Data entries:

--------------------------------

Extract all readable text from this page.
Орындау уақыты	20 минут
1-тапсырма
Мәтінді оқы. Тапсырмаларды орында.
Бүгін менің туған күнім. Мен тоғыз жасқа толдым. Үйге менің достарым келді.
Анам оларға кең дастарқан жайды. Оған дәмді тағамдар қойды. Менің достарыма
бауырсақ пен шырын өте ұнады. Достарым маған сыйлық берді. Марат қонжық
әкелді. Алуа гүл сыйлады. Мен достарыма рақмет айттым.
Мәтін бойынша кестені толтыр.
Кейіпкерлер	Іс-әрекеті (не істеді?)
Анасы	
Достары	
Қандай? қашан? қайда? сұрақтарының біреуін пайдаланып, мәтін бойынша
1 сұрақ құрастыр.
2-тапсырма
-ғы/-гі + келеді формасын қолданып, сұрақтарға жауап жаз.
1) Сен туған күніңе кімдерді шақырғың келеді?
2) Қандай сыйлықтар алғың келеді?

--------------------------------

*Task statement:* Output the records above in their entirety, exactly.

*Written solution:*
Extract all readable text from this page.
Орындау уақыты	20 минут
1-тапсырма
Мәтінді оқы. Тапсырмаларды орында.
Бүгін менің туған күнім. Мен тоғыз жасқа толдым. Үйге менің достарым келді.
Анам оларға кең дастарқан жайды. Оған дәмді тағамдар қойды. Менің достарыма
бауырсақ пен шырын өте ұнады. Достарым маған сыйлық берді. Марат қонжық
әкелді. Алуа гүл сыйлады. Мен достарыма рақмет айттым.
Мәтін бойынша кестені толтыр.
Кейіпкерлер	Іс-әрекеті (не істеді?)
Анасы	
Достары	
Қандай? қашан? қайда? сұрақтарының біреуін пайдаланып, мәтін бойынша
1 сұрақ құрастыр.
2-тапсырма
-ғы/-гі + келеді формасын қолданып, сұрақтарға жауап жаз.
1) Сен туған күніңе кімдерді шақырғың келеді?
2) Қандай сыйлықтар алғың келеді?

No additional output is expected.